== Data excerpts ==
----------------------------------------
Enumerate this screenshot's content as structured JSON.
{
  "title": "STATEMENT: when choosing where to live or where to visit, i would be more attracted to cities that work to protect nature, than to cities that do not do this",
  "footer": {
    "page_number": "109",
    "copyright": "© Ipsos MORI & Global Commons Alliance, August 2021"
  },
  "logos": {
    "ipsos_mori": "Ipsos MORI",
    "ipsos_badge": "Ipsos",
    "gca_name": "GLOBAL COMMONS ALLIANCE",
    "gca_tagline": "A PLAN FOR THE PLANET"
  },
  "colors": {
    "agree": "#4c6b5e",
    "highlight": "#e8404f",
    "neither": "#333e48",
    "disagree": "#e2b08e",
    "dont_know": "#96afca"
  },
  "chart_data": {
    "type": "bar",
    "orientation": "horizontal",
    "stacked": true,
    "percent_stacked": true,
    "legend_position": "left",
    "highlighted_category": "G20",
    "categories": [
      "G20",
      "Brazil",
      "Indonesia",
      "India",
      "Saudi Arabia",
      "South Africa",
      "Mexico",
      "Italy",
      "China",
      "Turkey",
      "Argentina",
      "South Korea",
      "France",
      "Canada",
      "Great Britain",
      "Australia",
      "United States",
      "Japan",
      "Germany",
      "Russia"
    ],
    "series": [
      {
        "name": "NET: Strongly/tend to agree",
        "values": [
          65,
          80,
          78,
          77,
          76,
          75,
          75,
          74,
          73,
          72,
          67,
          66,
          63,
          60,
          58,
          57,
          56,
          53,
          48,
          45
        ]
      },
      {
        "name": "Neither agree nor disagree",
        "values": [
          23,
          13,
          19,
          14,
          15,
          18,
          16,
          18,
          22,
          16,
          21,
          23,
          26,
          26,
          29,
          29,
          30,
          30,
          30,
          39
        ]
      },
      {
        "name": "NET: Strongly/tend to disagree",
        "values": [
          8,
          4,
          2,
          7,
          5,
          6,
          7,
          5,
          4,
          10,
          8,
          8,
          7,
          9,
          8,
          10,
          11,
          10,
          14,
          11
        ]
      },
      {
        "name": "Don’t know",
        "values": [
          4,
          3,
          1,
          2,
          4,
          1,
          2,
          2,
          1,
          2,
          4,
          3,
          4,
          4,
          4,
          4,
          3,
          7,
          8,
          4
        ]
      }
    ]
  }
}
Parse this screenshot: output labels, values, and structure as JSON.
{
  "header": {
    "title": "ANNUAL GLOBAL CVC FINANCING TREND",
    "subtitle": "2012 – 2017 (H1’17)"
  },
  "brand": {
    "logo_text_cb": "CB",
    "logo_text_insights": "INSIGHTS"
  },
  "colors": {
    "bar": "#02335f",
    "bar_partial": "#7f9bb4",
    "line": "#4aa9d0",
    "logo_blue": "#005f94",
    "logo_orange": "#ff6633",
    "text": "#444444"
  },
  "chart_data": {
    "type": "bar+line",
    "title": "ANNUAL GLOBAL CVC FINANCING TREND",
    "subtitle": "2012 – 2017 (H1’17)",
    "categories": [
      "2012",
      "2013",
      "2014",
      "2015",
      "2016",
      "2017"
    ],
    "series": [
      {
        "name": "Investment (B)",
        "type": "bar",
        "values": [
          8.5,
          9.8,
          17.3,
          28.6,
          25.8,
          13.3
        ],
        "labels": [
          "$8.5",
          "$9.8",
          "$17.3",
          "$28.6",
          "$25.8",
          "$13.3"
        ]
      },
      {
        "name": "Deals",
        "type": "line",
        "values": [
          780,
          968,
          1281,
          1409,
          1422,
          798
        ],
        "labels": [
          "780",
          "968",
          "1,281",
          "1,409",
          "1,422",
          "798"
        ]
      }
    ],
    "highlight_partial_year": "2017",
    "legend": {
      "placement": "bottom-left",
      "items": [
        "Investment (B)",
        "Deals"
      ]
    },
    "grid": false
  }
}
----------------------------------------
== Aim of the task ==
Retype the entries one by one, exactly.

== Complete response ==
Enumerate this screenshot's content as structured JSON.
{
  "title": "STATEMENT: when choosing where to live or where to visit, i would be more attracted to cities that work to protect nature, than to cities that do not do this",
  "footer": {
    "page_number": "109",
    "copyright": "© Ipsos MORI & Global Commons Alliance, August 2021"
  },
  "logos": {
    "ipsos_mori": "Ipsos MORI",
    "ipsos_badge": "Ipsos",
    "gca_name": "GLOBAL COMMONS ALLIANCE",
    "gca_tagline": "A PLAN FOR THE PLANET"
  },
  "colors": {
    "agree": "#4c6b5e",
    "highlight": "#e8404f",
    "neither": "#333e48",
    "disagree": "#e2b08e",
    "dont_know": "#96afca"
  },
  "chart_data": {
    "type": "bar",
    "orientation": "horizontal",
    "stacked": true,
    "percent_stacked": true,
    "legend_position": "left",
    "highlighted_category": "G20",
    "categories": [
      "G20",
      "Brazil",
      "Indonesia",
      "India",
      "Saudi Arabia",
      "South Africa",
      "Mexico",
      "Italy",
      "China",
      "Turkey",
      "Argentina",
      "South Korea",
      "France",
      "Canada",
      "Great Britain",
      "Australia",
      "United States",
      "Japan",
      "Germany",
      "Russia"
    ],
    "series": [
      {
        "name": "NET: Strongly/tend to agree",
        "values": [
          65,
          80,
          78,
          77,
          76,
          75,
          75,
          74,
          73,
          72,
          67,
          66,
          63,
          60,
          58,
          57,
          56,
          53,
          48,
          45
        ]
      },
      {
        "name": "Neither agree nor disagree",
        "values": [
          23,
          13,
          19,
          14,
          15,
          18,
          16,
          18,
          22,
          16,
          21,
          23,
          26,
          26,
          29,
          29,
          30,
          30,
          30,
          39
        ]
      },
      {
        "name": "NET: Strongly/tend to disagree",
        "values": [
          8,
          4,
          2,
          7,
          5,
          6,
          7,
          5,
          4,
          10,
          8,
          8,
          7,
          9,
          8,
          10,
          11,
          10,
          14,
          11
        ]
      },
      {
        "name": "Don’t know",
        "values": [
          4,
          3,
          1,
          2,
          4,
          1,
          2,
          2,
          1,
          2,
          4,
          3,
          4,
          4,
          4,
          4,
          3,
          7,
          8,
          4
        ]
      }
    ]
  }
}
Parse this screenshot: output labels, values, and structure as JSON.
{
  "header": {
    "title": "ANNUAL GLOBAL CVC FINANCING TREND",
    "subtitle": "2012 – 2017 (H1’17)"
  },
  "brand": {
    "logo_text_cb": "CB",
    "logo_text_insights": "INSIGHTS"
  },
  "colors": {
    "bar": "#02335f",
    "bar_partial": "#7f9bb4",
    "line": "#4aa9d0",
    "logo_blue": "#005f94",
    "logo_orange": "#ff6633",
    "text": "#444444"
  },
  "chart_data": {
    "type": "bar+line",
    "title": "ANNUAL GLOBAL CVC FINANCING TREND",
    "subtitle": "2012 – 2017 (H1’17)",
    "categories": [
      "2012",
      "2013",
      "2014",
      "2015",
      "2016",
      "2017"
    ],
    "series": [
      {
        "name": "Investment (B)",
        "type": "bar",
        "values": [
          8.5,
          9.8,
          17.3,
          28.6,
          25.8,
          13.3
        ],
        "labels": [
          "$8.5",
          "$9.8",
          "$17.3",
          "$28.6",
          "$25.8",
          "$13.3"
        ]
      },
      {
        "name": "Deals",
        "type": "line",
        "values": [
          780,
          968,
          1281,
          1409,
          1422,
          798
        ],
        "labels": [
          "780",
          "968",
          "1,281",
          "1,409",
          "1,422",
          "798"
        ]
      }
    ],
    "highlight_partial_year": "2017",
    "legend": {
      "placement": "bottom-left",
      "items": [
        "Investment (B)",
        "Deals"
      ]
    },
    "grid": false
  }
}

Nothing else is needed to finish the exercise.